▸ PROBLEM TO WORK ON: Copy each line that has the string "جميع" somewhere in it.

▸ DATASET RECORDS:

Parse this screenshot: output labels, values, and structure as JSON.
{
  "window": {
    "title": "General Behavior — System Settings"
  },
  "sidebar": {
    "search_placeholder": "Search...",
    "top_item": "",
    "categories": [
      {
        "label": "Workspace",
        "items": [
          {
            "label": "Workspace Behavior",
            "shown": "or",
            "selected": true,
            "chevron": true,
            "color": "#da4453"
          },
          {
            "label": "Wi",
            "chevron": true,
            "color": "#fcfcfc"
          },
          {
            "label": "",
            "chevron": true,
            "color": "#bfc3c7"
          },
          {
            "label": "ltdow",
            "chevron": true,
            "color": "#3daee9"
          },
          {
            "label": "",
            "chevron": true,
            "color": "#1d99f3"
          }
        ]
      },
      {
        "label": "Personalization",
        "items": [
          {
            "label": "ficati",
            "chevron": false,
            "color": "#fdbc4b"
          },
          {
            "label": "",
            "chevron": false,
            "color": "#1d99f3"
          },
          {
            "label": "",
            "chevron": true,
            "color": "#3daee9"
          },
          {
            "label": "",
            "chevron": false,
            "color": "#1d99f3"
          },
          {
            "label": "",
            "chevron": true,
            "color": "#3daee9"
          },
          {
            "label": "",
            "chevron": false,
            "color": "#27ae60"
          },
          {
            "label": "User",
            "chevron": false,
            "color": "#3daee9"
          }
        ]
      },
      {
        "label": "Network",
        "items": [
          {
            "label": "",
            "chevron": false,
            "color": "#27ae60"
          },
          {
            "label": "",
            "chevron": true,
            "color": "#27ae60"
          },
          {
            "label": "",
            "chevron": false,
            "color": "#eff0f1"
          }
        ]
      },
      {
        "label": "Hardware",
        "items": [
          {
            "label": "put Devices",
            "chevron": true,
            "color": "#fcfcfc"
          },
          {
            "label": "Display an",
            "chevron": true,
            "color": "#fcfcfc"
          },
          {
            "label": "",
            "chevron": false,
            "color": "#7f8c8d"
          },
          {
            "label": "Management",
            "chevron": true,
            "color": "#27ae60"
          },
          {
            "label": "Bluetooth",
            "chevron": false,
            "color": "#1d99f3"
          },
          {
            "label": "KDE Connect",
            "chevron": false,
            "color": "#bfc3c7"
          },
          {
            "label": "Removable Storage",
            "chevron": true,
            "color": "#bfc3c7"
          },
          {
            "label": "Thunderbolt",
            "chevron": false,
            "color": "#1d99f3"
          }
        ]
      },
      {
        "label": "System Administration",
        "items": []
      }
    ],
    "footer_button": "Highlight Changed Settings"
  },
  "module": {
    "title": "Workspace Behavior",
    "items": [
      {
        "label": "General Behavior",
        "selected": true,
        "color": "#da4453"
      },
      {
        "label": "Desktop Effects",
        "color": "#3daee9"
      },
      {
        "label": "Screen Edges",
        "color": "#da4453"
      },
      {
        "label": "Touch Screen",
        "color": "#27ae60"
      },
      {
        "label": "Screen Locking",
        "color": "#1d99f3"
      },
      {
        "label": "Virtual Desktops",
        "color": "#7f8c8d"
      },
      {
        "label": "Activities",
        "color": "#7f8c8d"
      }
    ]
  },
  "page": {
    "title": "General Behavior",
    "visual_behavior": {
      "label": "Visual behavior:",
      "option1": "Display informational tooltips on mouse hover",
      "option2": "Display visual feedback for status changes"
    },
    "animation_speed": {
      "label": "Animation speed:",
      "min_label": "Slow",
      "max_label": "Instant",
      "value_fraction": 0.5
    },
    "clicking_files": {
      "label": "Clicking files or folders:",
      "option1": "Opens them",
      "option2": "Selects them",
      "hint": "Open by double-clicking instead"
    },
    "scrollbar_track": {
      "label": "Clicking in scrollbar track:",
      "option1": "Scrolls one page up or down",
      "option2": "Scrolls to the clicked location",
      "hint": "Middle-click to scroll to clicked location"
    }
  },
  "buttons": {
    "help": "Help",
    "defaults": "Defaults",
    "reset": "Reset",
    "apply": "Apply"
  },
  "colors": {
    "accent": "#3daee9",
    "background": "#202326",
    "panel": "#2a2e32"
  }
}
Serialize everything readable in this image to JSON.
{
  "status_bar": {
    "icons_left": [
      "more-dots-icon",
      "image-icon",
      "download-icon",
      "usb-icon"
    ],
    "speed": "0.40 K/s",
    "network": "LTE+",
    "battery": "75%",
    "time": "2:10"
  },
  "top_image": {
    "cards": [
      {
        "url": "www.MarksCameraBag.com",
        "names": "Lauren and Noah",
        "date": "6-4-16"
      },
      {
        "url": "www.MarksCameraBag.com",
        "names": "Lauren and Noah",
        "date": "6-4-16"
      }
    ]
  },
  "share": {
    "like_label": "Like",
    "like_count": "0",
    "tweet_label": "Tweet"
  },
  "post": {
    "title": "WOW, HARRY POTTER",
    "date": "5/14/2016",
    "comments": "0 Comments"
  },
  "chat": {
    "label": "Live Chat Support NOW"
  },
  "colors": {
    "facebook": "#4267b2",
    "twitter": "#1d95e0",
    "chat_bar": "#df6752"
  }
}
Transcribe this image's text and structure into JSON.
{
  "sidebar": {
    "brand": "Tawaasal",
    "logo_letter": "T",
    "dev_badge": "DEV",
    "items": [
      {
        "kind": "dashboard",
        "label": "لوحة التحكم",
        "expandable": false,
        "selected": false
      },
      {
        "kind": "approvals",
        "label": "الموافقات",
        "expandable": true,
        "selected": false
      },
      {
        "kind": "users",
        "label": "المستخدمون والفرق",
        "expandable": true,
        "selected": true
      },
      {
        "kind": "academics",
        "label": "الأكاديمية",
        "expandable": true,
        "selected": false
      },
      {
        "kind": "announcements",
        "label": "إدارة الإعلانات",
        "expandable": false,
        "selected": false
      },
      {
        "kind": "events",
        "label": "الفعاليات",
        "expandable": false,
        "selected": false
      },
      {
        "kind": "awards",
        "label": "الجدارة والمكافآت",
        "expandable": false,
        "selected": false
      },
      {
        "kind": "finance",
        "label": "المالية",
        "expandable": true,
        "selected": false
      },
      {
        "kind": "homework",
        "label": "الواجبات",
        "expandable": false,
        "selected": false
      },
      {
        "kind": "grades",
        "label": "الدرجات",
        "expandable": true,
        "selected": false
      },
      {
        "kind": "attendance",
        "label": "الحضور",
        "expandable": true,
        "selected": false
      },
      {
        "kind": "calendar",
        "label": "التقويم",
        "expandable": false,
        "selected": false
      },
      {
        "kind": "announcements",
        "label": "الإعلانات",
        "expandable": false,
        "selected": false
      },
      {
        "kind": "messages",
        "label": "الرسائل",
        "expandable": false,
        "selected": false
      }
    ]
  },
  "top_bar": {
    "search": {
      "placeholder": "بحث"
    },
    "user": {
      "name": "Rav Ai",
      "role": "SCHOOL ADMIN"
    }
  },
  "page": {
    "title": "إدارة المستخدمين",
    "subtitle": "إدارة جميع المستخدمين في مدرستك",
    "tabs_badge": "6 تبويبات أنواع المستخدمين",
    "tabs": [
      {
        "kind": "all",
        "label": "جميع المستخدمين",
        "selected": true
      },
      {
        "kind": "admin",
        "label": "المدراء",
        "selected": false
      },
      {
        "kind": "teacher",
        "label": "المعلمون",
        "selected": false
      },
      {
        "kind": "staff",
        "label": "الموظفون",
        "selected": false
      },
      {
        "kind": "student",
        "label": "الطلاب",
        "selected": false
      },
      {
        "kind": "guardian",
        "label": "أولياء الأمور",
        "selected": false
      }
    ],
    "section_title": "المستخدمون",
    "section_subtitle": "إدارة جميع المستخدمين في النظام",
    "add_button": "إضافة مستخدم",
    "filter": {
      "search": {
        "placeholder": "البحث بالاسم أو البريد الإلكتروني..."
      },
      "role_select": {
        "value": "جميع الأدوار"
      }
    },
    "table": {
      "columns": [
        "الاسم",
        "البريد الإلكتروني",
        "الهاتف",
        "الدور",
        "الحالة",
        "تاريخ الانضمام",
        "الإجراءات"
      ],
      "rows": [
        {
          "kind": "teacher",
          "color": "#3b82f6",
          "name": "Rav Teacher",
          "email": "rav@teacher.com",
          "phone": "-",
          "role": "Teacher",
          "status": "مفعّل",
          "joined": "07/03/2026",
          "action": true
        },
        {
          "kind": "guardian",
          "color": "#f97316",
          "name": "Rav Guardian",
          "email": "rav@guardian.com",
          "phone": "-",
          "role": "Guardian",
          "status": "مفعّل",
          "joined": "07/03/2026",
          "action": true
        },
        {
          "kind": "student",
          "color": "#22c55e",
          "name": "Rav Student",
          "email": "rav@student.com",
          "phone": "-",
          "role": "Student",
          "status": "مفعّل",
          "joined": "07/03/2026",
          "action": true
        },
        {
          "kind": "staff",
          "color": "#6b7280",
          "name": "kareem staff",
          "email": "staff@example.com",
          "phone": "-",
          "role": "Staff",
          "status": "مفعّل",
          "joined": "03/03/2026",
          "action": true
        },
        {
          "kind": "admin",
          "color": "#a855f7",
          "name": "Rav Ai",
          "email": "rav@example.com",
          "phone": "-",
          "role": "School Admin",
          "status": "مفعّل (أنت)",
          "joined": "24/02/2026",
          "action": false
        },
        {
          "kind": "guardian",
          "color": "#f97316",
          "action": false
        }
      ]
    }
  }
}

▸ THE RESULT:
    "subtitle": "إدارة جميع المستخدمين في مدرستك",
        "label": "جميع المستخدمين",
    "section_subtitle": "إدارة جميع المستخدمين في النظام",
        "value": "جميع الأدوار"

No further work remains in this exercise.